-- start of Data to use --

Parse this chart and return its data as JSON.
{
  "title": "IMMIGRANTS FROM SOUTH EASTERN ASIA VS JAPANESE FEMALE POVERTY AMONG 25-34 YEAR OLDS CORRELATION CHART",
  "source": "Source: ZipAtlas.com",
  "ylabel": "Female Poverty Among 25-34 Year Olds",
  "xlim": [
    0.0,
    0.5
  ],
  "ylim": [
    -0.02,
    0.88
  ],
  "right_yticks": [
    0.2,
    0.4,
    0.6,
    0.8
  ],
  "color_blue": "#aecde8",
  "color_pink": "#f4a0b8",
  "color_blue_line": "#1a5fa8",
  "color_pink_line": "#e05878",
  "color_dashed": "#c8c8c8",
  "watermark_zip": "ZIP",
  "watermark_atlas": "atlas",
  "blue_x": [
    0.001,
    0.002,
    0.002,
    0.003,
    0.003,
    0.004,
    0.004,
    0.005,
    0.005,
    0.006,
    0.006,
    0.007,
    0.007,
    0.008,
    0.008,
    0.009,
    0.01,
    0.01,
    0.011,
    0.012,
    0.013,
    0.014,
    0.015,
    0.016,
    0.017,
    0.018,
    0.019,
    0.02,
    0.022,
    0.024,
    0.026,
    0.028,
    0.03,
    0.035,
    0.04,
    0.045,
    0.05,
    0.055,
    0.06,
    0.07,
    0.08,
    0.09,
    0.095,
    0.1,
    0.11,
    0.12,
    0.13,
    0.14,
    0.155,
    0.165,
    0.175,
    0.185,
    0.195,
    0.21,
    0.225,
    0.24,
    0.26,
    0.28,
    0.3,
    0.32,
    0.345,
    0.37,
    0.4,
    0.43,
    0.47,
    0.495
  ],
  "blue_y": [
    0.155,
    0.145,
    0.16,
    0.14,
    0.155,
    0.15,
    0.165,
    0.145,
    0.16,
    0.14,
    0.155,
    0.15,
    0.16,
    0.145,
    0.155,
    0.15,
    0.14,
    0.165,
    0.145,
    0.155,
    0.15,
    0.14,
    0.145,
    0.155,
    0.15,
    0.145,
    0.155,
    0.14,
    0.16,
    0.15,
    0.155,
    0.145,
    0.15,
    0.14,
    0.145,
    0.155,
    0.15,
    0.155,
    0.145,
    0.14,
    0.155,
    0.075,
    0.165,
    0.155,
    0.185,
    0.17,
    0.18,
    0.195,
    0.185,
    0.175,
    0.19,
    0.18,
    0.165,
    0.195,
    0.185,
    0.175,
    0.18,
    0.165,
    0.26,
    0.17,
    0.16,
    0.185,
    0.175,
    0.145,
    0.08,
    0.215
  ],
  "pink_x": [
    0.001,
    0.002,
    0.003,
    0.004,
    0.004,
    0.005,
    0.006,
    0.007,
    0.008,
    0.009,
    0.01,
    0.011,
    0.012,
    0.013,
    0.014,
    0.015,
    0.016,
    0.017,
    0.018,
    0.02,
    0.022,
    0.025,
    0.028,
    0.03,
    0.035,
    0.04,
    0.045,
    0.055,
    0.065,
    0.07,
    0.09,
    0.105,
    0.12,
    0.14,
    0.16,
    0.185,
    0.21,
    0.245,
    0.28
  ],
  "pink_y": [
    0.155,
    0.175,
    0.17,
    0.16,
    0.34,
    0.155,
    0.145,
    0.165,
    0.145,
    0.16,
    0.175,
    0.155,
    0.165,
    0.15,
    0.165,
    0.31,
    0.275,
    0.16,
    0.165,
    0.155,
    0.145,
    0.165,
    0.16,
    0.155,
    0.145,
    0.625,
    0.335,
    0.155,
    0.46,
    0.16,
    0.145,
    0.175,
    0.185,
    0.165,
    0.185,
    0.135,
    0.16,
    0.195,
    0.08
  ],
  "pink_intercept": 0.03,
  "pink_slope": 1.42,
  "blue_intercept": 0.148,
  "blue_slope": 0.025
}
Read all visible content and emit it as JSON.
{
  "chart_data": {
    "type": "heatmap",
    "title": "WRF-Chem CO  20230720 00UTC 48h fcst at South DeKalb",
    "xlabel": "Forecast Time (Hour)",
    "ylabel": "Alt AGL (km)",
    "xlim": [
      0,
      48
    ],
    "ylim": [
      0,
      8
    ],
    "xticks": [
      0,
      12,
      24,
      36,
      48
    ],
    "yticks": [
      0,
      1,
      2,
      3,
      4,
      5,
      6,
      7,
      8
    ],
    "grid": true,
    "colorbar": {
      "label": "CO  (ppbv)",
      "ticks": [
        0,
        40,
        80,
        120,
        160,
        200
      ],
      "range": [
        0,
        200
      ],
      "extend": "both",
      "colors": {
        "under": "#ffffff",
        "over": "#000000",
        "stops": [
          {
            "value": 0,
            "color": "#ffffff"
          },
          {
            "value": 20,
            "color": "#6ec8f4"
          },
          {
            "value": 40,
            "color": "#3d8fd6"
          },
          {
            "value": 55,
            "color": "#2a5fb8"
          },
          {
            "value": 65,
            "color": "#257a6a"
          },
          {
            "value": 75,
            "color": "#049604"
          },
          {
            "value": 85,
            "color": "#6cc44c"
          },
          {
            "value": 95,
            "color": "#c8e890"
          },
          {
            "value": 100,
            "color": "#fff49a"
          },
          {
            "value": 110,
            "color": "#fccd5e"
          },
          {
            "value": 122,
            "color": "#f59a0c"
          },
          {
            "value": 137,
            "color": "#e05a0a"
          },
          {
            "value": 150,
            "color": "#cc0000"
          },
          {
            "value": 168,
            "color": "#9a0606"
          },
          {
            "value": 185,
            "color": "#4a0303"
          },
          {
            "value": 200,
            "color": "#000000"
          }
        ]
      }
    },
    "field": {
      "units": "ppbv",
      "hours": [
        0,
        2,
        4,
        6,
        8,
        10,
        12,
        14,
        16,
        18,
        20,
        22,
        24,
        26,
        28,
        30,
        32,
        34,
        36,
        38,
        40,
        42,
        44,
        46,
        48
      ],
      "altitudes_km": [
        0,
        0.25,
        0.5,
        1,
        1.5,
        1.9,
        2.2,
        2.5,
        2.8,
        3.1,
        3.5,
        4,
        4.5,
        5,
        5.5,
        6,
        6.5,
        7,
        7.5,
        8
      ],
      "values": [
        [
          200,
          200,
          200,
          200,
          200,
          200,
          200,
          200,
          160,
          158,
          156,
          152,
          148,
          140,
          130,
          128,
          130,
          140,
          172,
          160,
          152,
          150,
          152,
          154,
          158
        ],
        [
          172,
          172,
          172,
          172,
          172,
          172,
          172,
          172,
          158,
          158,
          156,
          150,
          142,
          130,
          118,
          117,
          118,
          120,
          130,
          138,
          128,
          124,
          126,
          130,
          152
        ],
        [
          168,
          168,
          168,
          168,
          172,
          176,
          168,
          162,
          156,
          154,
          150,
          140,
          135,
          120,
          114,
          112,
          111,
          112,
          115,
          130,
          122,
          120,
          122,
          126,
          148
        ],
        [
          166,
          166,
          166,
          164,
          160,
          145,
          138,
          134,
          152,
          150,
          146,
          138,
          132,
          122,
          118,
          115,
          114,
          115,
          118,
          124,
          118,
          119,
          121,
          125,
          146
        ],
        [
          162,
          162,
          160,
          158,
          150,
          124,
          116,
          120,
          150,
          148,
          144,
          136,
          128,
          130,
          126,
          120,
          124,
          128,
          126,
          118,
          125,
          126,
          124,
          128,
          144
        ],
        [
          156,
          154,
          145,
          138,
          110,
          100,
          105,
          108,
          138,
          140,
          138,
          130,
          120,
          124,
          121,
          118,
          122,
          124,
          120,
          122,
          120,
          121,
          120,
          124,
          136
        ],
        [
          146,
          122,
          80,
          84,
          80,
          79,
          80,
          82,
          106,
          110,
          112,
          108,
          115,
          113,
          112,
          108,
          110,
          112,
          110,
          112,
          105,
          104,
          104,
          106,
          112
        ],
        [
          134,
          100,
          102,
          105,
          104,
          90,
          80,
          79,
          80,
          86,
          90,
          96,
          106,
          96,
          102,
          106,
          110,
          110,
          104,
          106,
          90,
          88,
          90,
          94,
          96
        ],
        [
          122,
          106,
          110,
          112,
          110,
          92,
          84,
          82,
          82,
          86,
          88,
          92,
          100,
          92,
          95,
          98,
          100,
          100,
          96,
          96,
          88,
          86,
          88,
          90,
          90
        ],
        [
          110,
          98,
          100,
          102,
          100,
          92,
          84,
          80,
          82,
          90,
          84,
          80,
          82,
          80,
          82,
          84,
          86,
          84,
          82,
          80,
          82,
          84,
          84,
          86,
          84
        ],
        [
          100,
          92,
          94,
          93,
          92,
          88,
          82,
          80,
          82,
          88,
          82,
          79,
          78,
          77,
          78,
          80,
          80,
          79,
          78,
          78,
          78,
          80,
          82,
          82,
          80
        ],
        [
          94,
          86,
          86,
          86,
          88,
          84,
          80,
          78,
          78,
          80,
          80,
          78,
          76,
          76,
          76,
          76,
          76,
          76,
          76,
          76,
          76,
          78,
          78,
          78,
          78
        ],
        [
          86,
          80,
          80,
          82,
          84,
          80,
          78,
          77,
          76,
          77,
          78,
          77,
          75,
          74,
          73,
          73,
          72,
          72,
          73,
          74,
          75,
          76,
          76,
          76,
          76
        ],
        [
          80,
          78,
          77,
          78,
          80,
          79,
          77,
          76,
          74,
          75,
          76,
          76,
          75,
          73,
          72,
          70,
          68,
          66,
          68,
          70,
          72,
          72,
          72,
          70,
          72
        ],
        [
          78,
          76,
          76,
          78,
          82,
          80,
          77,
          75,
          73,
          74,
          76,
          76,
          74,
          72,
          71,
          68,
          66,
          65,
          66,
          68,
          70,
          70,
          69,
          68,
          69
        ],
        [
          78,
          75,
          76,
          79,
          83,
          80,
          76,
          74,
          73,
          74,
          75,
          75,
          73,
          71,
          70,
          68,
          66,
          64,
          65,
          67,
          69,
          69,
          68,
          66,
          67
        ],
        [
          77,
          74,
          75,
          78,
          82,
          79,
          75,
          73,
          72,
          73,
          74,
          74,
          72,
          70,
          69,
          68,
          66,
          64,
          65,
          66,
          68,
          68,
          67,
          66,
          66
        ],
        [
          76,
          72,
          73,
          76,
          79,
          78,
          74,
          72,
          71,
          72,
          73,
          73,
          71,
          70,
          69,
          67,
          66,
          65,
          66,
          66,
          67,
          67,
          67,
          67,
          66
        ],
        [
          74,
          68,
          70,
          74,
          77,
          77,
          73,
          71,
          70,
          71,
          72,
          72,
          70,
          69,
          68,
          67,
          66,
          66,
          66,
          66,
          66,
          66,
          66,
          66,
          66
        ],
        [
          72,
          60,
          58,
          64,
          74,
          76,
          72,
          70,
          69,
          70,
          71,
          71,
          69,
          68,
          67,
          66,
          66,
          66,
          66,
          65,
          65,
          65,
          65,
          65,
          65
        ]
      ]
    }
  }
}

-- end of Data to use --

_Given instruction_
Copy all lines from the data that hold the word "title".

_Task output_
  "title": "IMMIGRANTS FROM SOUTH EASTERN ASIA VS JAPANESE FEMALE POVERTY AMONG 25-34 YEAR OLDS CORRELATION CHART",
    "title": "WRF-Chem CO  20230720 00UTC 48h fcst at South DeKalb",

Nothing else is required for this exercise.